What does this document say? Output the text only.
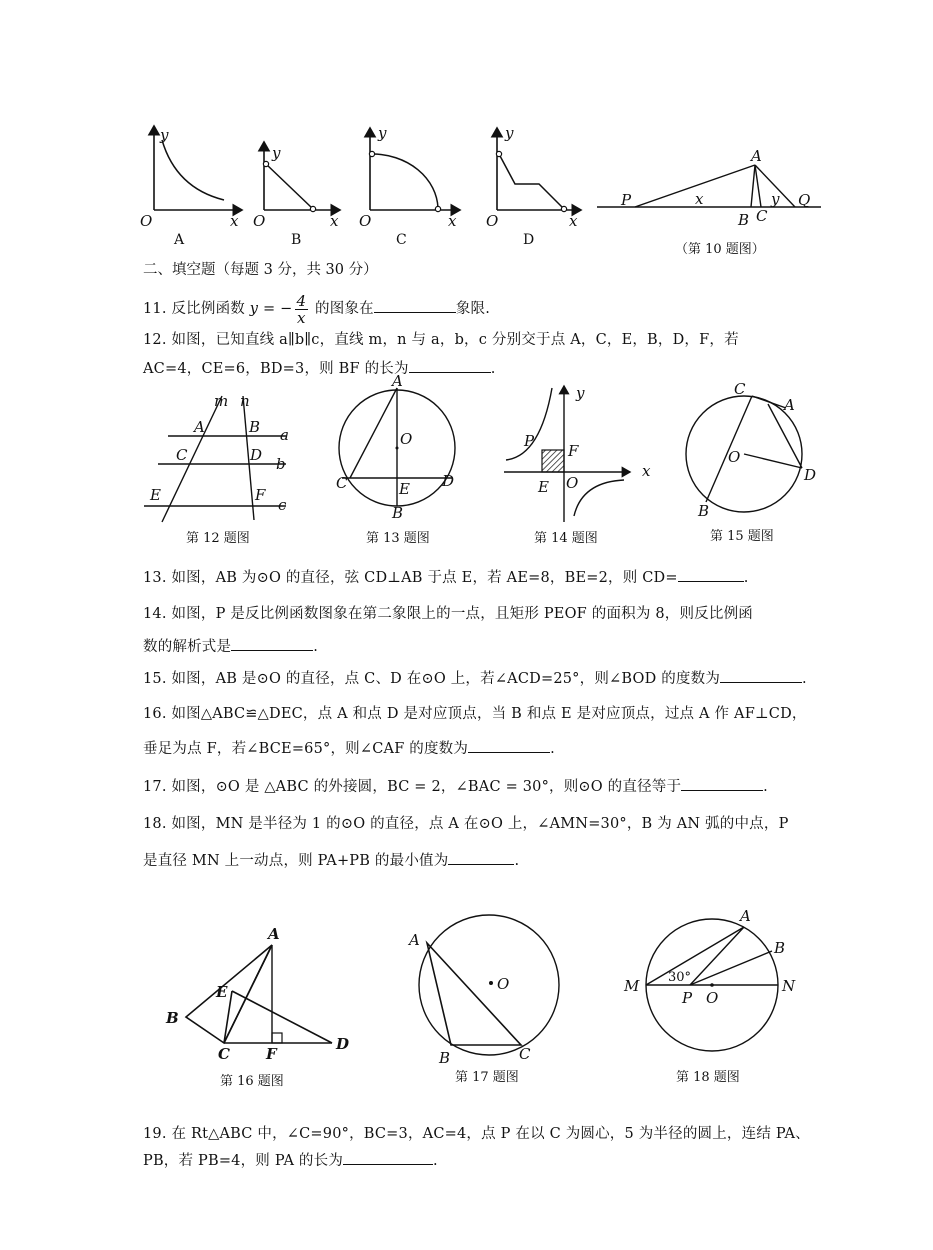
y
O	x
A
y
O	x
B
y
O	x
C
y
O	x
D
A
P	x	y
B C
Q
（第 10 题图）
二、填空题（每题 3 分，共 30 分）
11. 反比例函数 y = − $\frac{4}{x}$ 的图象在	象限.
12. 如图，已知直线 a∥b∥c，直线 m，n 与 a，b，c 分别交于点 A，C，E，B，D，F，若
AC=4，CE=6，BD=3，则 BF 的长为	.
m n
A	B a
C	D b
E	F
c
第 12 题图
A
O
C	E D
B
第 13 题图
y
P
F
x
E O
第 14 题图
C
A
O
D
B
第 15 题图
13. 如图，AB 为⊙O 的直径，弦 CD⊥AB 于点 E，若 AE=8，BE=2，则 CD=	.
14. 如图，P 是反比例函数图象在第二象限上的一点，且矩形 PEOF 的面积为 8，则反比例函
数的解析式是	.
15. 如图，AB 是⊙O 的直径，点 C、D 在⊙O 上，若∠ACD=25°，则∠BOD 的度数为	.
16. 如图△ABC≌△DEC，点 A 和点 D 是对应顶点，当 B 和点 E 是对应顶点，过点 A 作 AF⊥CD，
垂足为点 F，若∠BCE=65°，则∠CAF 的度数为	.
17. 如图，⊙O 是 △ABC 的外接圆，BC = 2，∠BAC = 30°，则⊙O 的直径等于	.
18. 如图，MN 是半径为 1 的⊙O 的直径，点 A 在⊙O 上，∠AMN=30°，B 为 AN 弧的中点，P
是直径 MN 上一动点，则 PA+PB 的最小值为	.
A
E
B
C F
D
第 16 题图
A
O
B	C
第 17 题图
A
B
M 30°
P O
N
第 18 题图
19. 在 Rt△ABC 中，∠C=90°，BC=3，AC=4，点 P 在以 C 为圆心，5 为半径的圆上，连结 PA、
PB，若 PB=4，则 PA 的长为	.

• • • • •

Directive>
Exactly how many lines of the listing above contain the string "的度数为"? Give no more than the number.

Answer in full>
2